So if you want to stay on Windows only and never intend to use that code on anything else including RIO and other embedded NI platforms, then you should be safe to use .Net.

Personally I try to avoid .Net whenever possible since it is like adding a huge elephant to a dinosaur to try to make a more elegant animal, and using my code on the embedded platforms is regularly a requirement too.

Admittingly I do know how to interface to platform APIs directly so using .Net instead, while it sometimes may seem easier, feels most times like a pretty big detour in terms of memory and performance considerations.

For things like the mentioned example from the OP, I definitely would prefer a native LabVIEW version if it exists than trying to use .Net, be it a preexisting Microsoft platform API (which exists for this functionality) or a 3rd party library. Incidentally I implemented my own Hash routines long times ago, one of them being a Sha256, but also others. Other things like a fully working cryptographic encryption library are not feasible to implement as native LabVIEW code. The expertise required to write such a library correctly is very high and even if someone is the top expert in this area, a library written by such a person without serious peer review is simply a disaster waiting to happen, where problems like HeartBleed or similar that OpenSSL faced will look like peanuts in comparison.

If other platforms than Windows is even remotely a possibillity then .Net is in my opinion out of question, leaving either external shared libraries or LabVIEW native libraries.

> [Recorded information]
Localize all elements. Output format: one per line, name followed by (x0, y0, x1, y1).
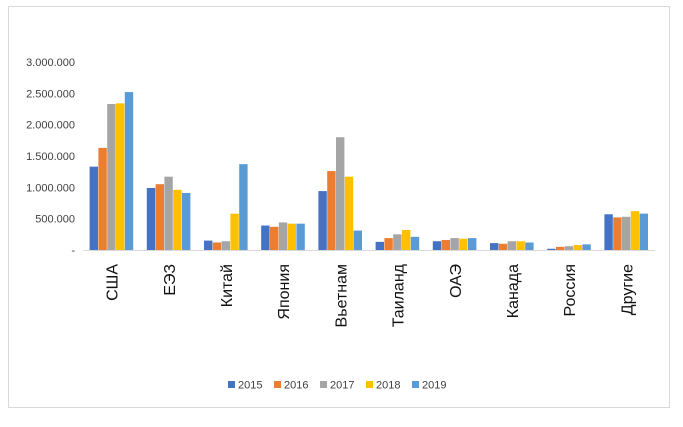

> [Work instructions]
• 1. Answer these about the post on using .Net with LabVIEW:
(a) Which hash routine does the writer name as one they implemented long ago?
(b) Which library faced problems like HeartBleed?
(c) If platforms other than Windows are even remotely possible, which two options remain?
• 2. Can you extract the part of the post on using .Net with LabVIEW between "For things like" and "peanuts in comparison.", inclusive?
None of the material is needed here.

> [Solution set]
• 1.
(a) Sha256
(b) OpenSSL
(c) External shared libraries or LabVIEW native libraries

• 2.
For things like the mentioned example from the OP, I definitely would prefer a native LabVIEW version if it exists than trying to use .Net, be it a preexisting Microsoft platform API (which exists for this functionality) or a 3rd party library. Incidentally I implemented my own Hash routines long times ago, one of them being a Sha256, but also others. Other things like a fully working cryptographic encryption library are not feasible to implement as native LabVIEW code. The expertise required to write such a library correctly is very high and even if someone is the top expert in this area, a library written by such a person without serious peer review is simply a disaster waiting to happen, where problems like HeartBleed or similar that OpenSSL faced will look like peanuts in comparison.